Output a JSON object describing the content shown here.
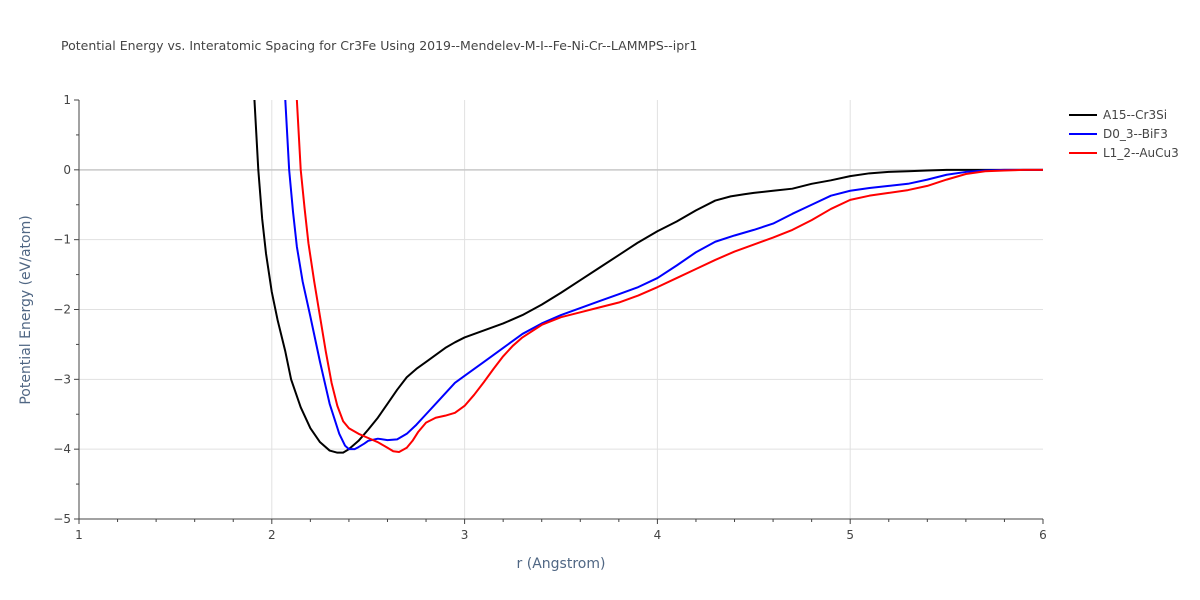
{
  "chart_data": {
    "type": "line",
    "title": "Potential Energy vs. Interatomic Spacing for Cr3Fe Using 2019--Mendelev-M-I--Fe-Ni-Cr--LAMMPS--ipr1",
    "xlabel": "r (Angstrom)",
    "ylabel": "Potential Energy (eV/atom)",
    "xlim": [
      1,
      6
    ],
    "ylim": [
      -5,
      1
    ],
    "xticks": [
      1,
      2,
      3,
      4,
      5,
      6
    ],
    "yticks": [
      1,
      0,
      -1,
      -2,
      -3,
      -4,
      -5
    ],
    "xtick_labels": [
      "1",
      "2",
      "3",
      "4",
      "5",
      "6"
    ],
    "ytick_labels": [
      "1",
      "0",
      "−1",
      "−2",
      "−3",
      "−4",
      "−5"
    ],
    "grid": true,
    "legend_position": "top-right",
    "series": [
      {
        "name": "A15--Cr3Si",
        "color": "#000000",
        "x": [
          1.91,
          1.93,
          1.95,
          1.97,
          2.0,
          2.03,
          2.07,
          2.1,
          2.15,
          2.2,
          2.25,
          2.3,
          2.34,
          2.37,
          2.4,
          2.45,
          2.5,
          2.55,
          2.6,
          2.65,
          2.7,
          2.75,
          2.8,
          2.85,
          2.9,
          2.95,
          3.0,
          3.05,
          3.1,
          3.2,
          3.3,
          3.4,
          3.5,
          3.6,
          3.7,
          3.8,
          3.9,
          4.0,
          4.1,
          4.2,
          4.3,
          4.38,
          4.45,
          4.5,
          4.6,
          4.7,
          4.8,
          4.9,
          5.0,
          5.1,
          5.2,
          5.3,
          5.4,
          5.5,
          5.6,
          5.7,
          5.8,
          5.9,
          6.0
        ],
        "y": [
          1.0,
          0.0,
          -0.7,
          -1.2,
          -1.75,
          -2.15,
          -2.6,
          -3.0,
          -3.4,
          -3.7,
          -3.9,
          -4.02,
          -4.05,
          -4.05,
          -4.0,
          -3.88,
          -3.72,
          -3.55,
          -3.35,
          -3.15,
          -2.97,
          -2.85,
          -2.75,
          -2.65,
          -2.55,
          -2.47,
          -2.4,
          -2.35,
          -2.3,
          -2.2,
          -2.08,
          -1.93,
          -1.76,
          -1.58,
          -1.4,
          -1.22,
          -1.04,
          -0.88,
          -0.74,
          -0.58,
          -0.44,
          -0.38,
          -0.35,
          -0.33,
          -0.3,
          -0.27,
          -0.2,
          -0.15,
          -0.09,
          -0.05,
          -0.03,
          -0.02,
          -0.01,
          0.0,
          0.0,
          0.0,
          0.0,
          0.0,
          0.0
        ]
      },
      {
        "name": "D0_3--BiF3",
        "color": "#0000ff",
        "x": [
          2.07,
          2.09,
          2.11,
          2.13,
          2.16,
          2.2,
          2.25,
          2.3,
          2.35,
          2.38,
          2.4,
          2.43,
          2.45,
          2.48,
          2.5,
          2.55,
          2.6,
          2.65,
          2.7,
          2.75,
          2.8,
          2.85,
          2.9,
          2.95,
          3.0,
          3.1,
          3.2,
          3.3,
          3.4,
          3.5,
          3.6,
          3.7,
          3.8,
          3.9,
          4.0,
          4.1,
          4.2,
          4.3,
          4.4,
          4.5,
          4.6,
          4.7,
          4.8,
          4.9,
          5.0,
          5.1,
          5.2,
          5.3,
          5.4,
          5.5,
          5.6,
          5.7,
          5.8,
          5.9,
          6.0
        ],
        "y": [
          1.0,
          0.0,
          -0.6,
          -1.1,
          -1.6,
          -2.1,
          -2.75,
          -3.35,
          -3.78,
          -3.95,
          -4.0,
          -4.0,
          -3.97,
          -3.92,
          -3.88,
          -3.85,
          -3.87,
          -3.86,
          -3.78,
          -3.65,
          -3.5,
          -3.35,
          -3.2,
          -3.05,
          -2.95,
          -2.75,
          -2.55,
          -2.35,
          -2.2,
          -2.08,
          -1.98,
          -1.88,
          -1.78,
          -1.68,
          -1.55,
          -1.37,
          -1.18,
          -1.03,
          -0.94,
          -0.86,
          -0.77,
          -0.63,
          -0.5,
          -0.37,
          -0.3,
          -0.26,
          -0.23,
          -0.2,
          -0.14,
          -0.07,
          -0.03,
          -0.01,
          0.0,
          0.0,
          0.0
        ]
      },
      {
        "name": "L1_2--AuCu3",
        "color": "#ff0000",
        "x": [
          2.13,
          2.15,
          2.17,
          2.19,
          2.22,
          2.25,
          2.28,
          2.31,
          2.34,
          2.37,
          2.4,
          2.45,
          2.5,
          2.55,
          2.6,
          2.63,
          2.66,
          2.7,
          2.73,
          2.76,
          2.8,
          2.85,
          2.9,
          2.95,
          3.0,
          3.05,
          3.1,
          3.15,
          3.2,
          3.25,
          3.3,
          3.4,
          3.5,
          3.6,
          3.7,
          3.8,
          3.9,
          4.0,
          4.1,
          4.2,
          4.3,
          4.4,
          4.5,
          4.6,
          4.7,
          4.8,
          4.9,
          5.0,
          5.1,
          5.2,
          5.3,
          5.4,
          5.5,
          5.6,
          5.7,
          5.8,
          5.9,
          6.0
        ],
        "y": [
          1.0,
          0.0,
          -0.55,
          -1.05,
          -1.6,
          -2.1,
          -2.6,
          -3.05,
          -3.38,
          -3.6,
          -3.7,
          -3.78,
          -3.84,
          -3.9,
          -3.98,
          -4.03,
          -4.04,
          -3.98,
          -3.88,
          -3.75,
          -3.62,
          -3.55,
          -3.52,
          -3.48,
          -3.38,
          -3.22,
          -3.04,
          -2.85,
          -2.67,
          -2.52,
          -2.4,
          -2.22,
          -2.11,
          -2.04,
          -1.97,
          -1.9,
          -1.8,
          -1.68,
          -1.55,
          -1.42,
          -1.29,
          -1.17,
          -1.07,
          -0.97,
          -0.86,
          -0.72,
          -0.56,
          -0.43,
          -0.37,
          -0.33,
          -0.29,
          -0.23,
          -0.14,
          -0.06,
          -0.02,
          -0.01,
          0.0,
          0.0
        ]
      }
    ]
  }
}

__________________________________________________

[Given task] Transcribe the entries above verbatim, omitting their pictures.

[Task result]
Output a JSON object describing the content shown here.
{
  "chart_data": {
    "type": "line",
    "title": "Potential Energy vs. Interatomic Spacing for Cr3Fe Using 2019--Mendelev-M-I--Fe-Ni-Cr--LAMMPS--ipr1",
    "xlabel": "r (Angstrom)",
    "ylabel": "Potential Energy (eV/atom)",
    "xlim": [
      1,
      6
    ],
    "ylim": [
      -5,
      1
    ],
    "xticks": [
      1,
      2,
      3,
      4,
      5,
      6
    ],
    "yticks": [
      1,
      0,
      -1,
      -2,
      -3,
      -4,
      -5
    ],
    "xtick_labels": [
      "1",
      "2",
      "3",
      "4",
      "5",
      "6"
    ],
    "ytick_labels": [
      "1",
      "0",
      "−1",
      "−2",
      "−3",
      "−4",
      "−5"
    ],
    "grid": true,
    "legend_position": "top-right",
    "series": [
      {
        "name": "A15--Cr3Si",
        "color": "#000000",
        "x": [
          1.91,
          1.93,
          1.95,
          1.97,
          2.0,
          2.03,
          2.07,
          2.1,
          2.15,
          2.2,
          2.25,
          2.3,
          2.34,
          2.37,
          2.4,
          2.45,
          2.5,
          2.55,
          2.6,
          2.65,
          2.7,
          2.75,
          2.8,
          2.85,
          2.9,
          2.95,
          3.0,
          3.05,
          3.1,
          3.2,
          3.3,
          3.4,
          3.5,
          3.6,
          3.7,
          3.8,
          3.9,
          4.0,
          4.1,
          4.2,
          4.3,
          4.38,
          4.45,
          4.5,
          4.6,
          4.7,
          4.8,
          4.9,
          5.0,
          5.1,
          5.2,
          5.3,
          5.4,
          5.5,
          5.6,
          5.7,
          5.8,
          5.9,
          6.0
        ],
        "y": [
          1.0,
          0.0,
          -0.7,
          -1.2,
          -1.75,
          -2.15,
          -2.6,
          -3.0,
          -3.4,
          -3.7,
          -3.9,
          -4.02,
          -4.05,
          -4.05,
          -4.0,
          -3.88,
          -3.72,
          -3.55,
          -3.35,
          -3.15,
          -2.97,
          -2.85,
          -2.75,
          -2.65,
          -2.55,
          -2.47,
          -2.4,
          -2.35,
          -2.3,
          -2.2,
          -2.08,
          -1.93,
          -1.76,
          -1.58,
          -1.4,
          -1.22,
          -1.04,
          -0.88,
          -0.74,
          -0.58,
          -0.44,
          -0.38,
          -0.35,
          -0.33,
          -0.3,
          -0.27,
          -0.2,
          -0.15,
          -0.09,
          -0.05,
          -0.03,
          -0.02,
          -0.01,
          0.0,
          0.0,
          0.0,
          0.0,
          0.0,
          0.0
        ]
      },
      {
        "name": "D0_3--BiF3",
        "color": "#0000ff",
        "x": [
          2.07,
          2.09,
          2.11,
          2.13,
          2.16,
          2.2,
          2.25,
          2.3,
          2.35,
          2.38,
          2.4,
          2.43,
          2.45,
          2.48,
          2.5,
          2.55,
          2.6,
          2.65,
          2.7,
          2.75,
          2.8,
          2.85,
          2.9,
          2.95,
          3.0,
          3.1,
          3.2,
          3.3,
          3.4,
          3.5,
          3.6,
          3.7,
          3.8,
          3.9,
          4.0,
          4.1,
          4.2,
          4.3,
          4.4,
          4.5,
          4.6,
          4.7,
          4.8,
          4.9,
          5.0,
          5.1,
          5.2,
          5.3,
          5.4,
          5.5,
          5.6,
          5.7,
          5.8,
          5.9,
          6.0
        ],
        "y": [
          1.0,
          0.0,
          -0.6,
          -1.1,
          -1.6,
          -2.1,
          -2.75,
          -3.35,
          -3.78,
          -3.95,
          -4.0,
          -4.0,
          -3.97,
          -3.92,
          -3.88,
          -3.85,
          -3.87,
          -3.86,
          -3.78,
          -3.65,
          -3.5,
          -3.35,
          -3.2,
          -3.05,
          -2.95,
          -2.75,
          -2.55,
          -2.35,
          -2.2,
          -2.08,
          -1.98,
          -1.88,
          -1.78,
          -1.68,
          -1.55,
          -1.37,
          -1.18,
          -1.03,
          -0.94,
          -0.86,
          -0.77,
          -0.63,
          -0.5,
          -0.37,
          -0.3,
          -0.26,
          -0.23,
          -0.2,
          -0.14,
          -0.07,
          -0.03,
          -0.01,
          0.0,
          0.0,
          0.0
        ]
      },
      {
        "name": "L1_2--AuCu3",
        "color": "#ff0000",
        "x": [
          2.13,
          2.15,
          2.17,
          2.19,
          2.22,
          2.25,
          2.28,
          2.31,
          2.34,
          2.37,
          2.4,
          2.45,
          2.5,
          2.55,
          2.6,
          2.63,
          2.66,
          2.7,
          2.73,
          2.76,
          2.8,
          2.85,
          2.9,
          2.95,
          3.0,
          3.05,
          3.1,
          3.15,
          3.2,
          3.25,
          3.3,
          3.4,
          3.5,
          3.6,
          3.7,
          3.8,
          3.9,
          4.0,
          4.1,
          4.2,
          4.3,
          4.4,
          4.5,
          4.6,
          4.7,
          4.8,
          4.9,
          5.0,
          5.1,
          5.2,
          5.3,
          5.4,
          5.5,
          5.6,
          5.7,
          5.8,
          5.9,
          6.0
        ],
        "y": [
          1.0,
          0.0,
          -0.55,
          -1.05,
          -1.6,
          -2.1,
          -2.6,
          -3.05,
          -3.38,
          -3.6,
          -3.7,
          -3.78,
          -3.84,
          -3.9,
          -3.98,
          -4.03,
          -4.04,
          -3.98,
          -3.88,
          -3.75,
          -3.62,
          -3.55,
          -3.52,
          -3.48,
          -3.38,
          -3.22,
          -3.04,
          -2.85,
          -2.67,
          -2.52,
          -2.4,
          -2.22,
          -2.11,
          -2.04,
          -1.97,
          -1.9,
          -1.8,
          -1.68,
          -1.55,
          -1.42,
          -1.29,
          -1.17,
          -1.07,
          -0.97,
          -0.86,
          -0.72,
          -0.56,
          -0.43,
          -0.37,
          -0.33,
          -0.29,
          -0.23,
          -0.14,
          -0.06,
          -0.02,
          -0.01,
          0.0,
          0.0
        ]
      }
    ]
  }
}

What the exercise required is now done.